> _INSTRUCTION_
Every entry below should be transcribed exactly; pictures stay out of the copy.

> _Stored records_
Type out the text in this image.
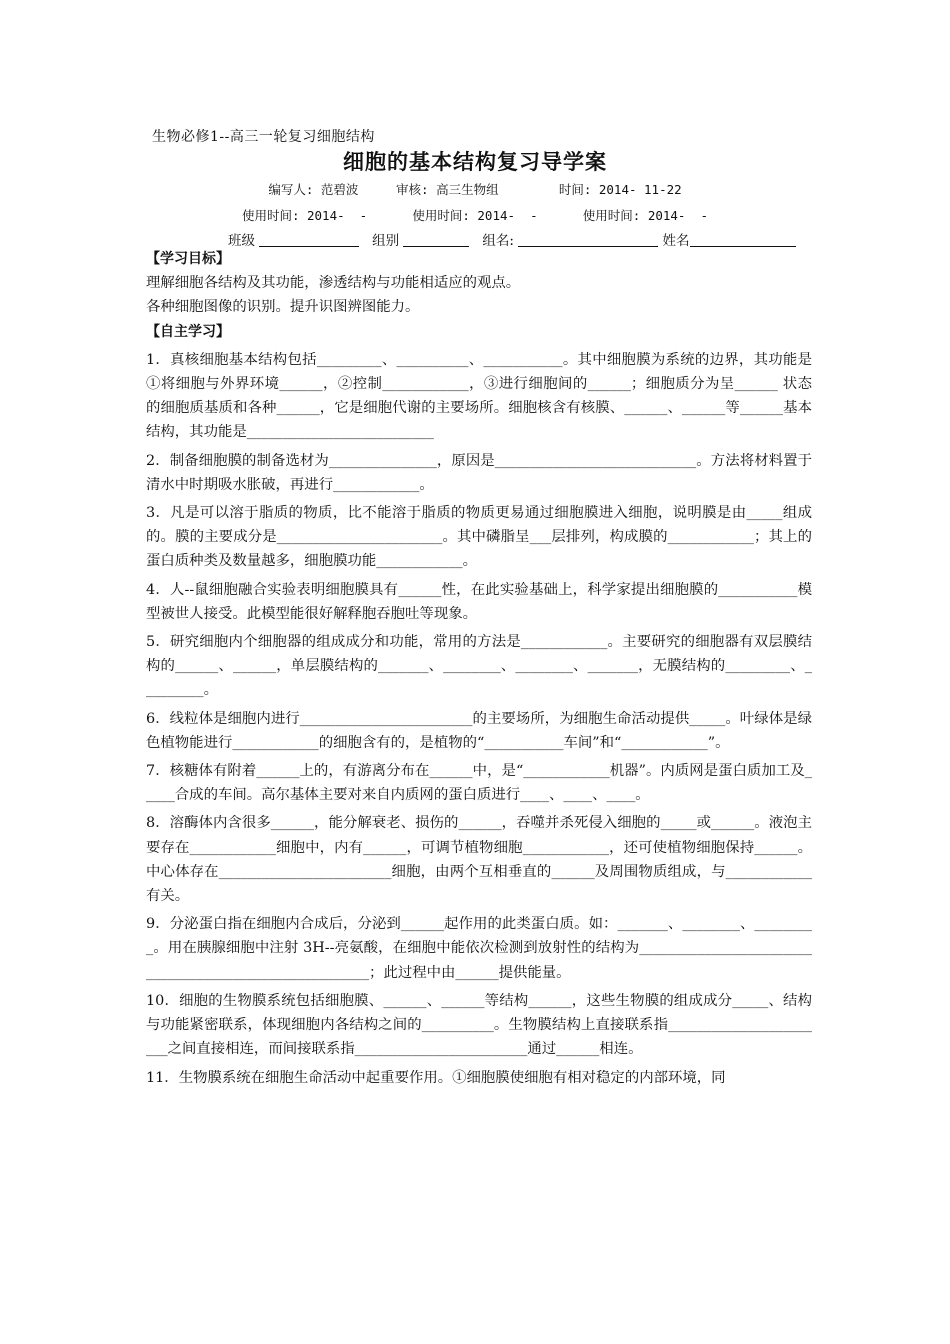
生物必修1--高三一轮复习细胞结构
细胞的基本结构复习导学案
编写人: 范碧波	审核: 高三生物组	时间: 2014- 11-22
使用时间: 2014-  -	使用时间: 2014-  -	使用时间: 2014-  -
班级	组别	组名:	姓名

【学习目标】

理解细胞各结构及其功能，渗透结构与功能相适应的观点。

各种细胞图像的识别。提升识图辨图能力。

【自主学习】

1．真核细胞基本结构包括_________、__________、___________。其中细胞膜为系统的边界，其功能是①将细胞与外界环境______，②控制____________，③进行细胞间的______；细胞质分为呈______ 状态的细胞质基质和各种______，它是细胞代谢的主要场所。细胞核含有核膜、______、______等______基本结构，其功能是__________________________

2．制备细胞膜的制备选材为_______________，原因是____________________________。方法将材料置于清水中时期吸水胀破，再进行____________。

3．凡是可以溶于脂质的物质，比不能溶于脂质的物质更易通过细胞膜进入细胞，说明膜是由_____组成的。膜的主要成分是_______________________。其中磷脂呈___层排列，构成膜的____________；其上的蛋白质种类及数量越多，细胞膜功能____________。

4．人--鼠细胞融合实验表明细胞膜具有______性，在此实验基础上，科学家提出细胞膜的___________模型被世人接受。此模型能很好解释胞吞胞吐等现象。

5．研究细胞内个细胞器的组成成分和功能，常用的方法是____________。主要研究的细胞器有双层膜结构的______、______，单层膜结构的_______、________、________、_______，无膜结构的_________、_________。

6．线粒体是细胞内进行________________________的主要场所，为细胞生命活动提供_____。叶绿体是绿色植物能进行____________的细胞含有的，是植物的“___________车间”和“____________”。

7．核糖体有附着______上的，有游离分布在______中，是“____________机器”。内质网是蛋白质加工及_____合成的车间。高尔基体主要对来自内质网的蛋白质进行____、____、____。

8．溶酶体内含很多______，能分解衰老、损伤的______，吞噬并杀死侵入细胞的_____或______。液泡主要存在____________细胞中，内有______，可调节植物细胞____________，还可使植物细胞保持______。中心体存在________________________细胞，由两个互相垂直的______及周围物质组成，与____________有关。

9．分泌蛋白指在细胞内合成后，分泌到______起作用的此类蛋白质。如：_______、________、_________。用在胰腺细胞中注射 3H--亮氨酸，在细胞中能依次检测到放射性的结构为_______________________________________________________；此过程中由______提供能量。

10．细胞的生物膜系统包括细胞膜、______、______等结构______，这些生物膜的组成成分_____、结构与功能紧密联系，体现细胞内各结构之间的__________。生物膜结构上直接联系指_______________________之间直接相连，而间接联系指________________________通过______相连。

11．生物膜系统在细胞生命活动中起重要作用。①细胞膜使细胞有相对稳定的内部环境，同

> _FINISHED TASK_
Type out the text in this image.
生物必修1--高三一轮复习细胞结构
细胞的基本结构复习导学案
编写人: 范碧波	审核: 高三生物组	时间: 2014- 11-22
使用时间: 2014-  -	使用时间: 2014-  -	使用时间: 2014-  -
班级	组别	组名:	姓名

【学习目标】

理解细胞各结构及其功能，渗透结构与功能相适应的观点。

各种细胞图像的识别。提升识图辨图能力。

【自主学习】

1．真核细胞基本结构包括_________、__________、___________。其中细胞膜为系统的边界，其功能是①将细胞与外界环境______，②控制____________，③进行细胞间的______；细胞质分为呈______ 状态的细胞质基质和各种______，它是细胞代谢的主要场所。细胞核含有核膜、______、______等______基本结构，其功能是__________________________

2．制备细胞膜的制备选材为_______________，原因是____________________________。方法将材料置于清水中时期吸水胀破，再进行____________。

3．凡是可以溶于脂质的物质，比不能溶于脂质的物质更易通过细胞膜进入细胞，说明膜是由_____组成的。膜的主要成分是_______________________。其中磷脂呈___层排列，构成膜的____________；其上的蛋白质种类及数量越多，细胞膜功能____________。

4．人--鼠细胞融合实验表明细胞膜具有______性，在此实验基础上，科学家提出细胞膜的___________模型被世人接受。此模型能很好解释胞吞胞吐等现象。

5．研究细胞内个细胞器的组成成分和功能，常用的方法是____________。主要研究的细胞器有双层膜结构的______、______，单层膜结构的_______、________、________、_______，无膜结构的_________、_________。

6．线粒体是细胞内进行________________________的主要场所，为细胞生命活动提供_____。叶绿体是绿色植物能进行____________的细胞含有的，是植物的“___________车间”和“____________”。

7．核糖体有附着______上的，有游离分布在______中，是“____________机器”。内质网是蛋白质加工及_____合成的车间。高尔基体主要对来自内质网的蛋白质进行____、____、____。

8．溶酶体内含很多______，能分解衰老、损伤的______，吞噬并杀死侵入细胞的_____或______。液泡主要存在____________细胞中，内有______，可调节植物细胞____________，还可使植物细胞保持______。中心体存在________________________细胞，由两个互相垂直的______及周围物质组成，与____________有关。

9．分泌蛋白指在细胞内合成后，分泌到______起作用的此类蛋白质。如：_______、________、_________。用在胰腺细胞中注射 3H--亮氨酸，在细胞中能依次检测到放射性的结构为_______________________________________________________；此过程中由______提供能量。

10．细胞的生物膜系统包括细胞膜、______、______等结构______，这些生物膜的组成成分_____、结构与功能紧密联系，体现细胞内各结构之间的__________。生物膜结构上直接联系指_______________________之间直接相连，而间接联系指________________________通过______相连。

11．生物膜系统在细胞生命活动中起重要作用。①细胞膜使细胞有相对稳定的内部环境，同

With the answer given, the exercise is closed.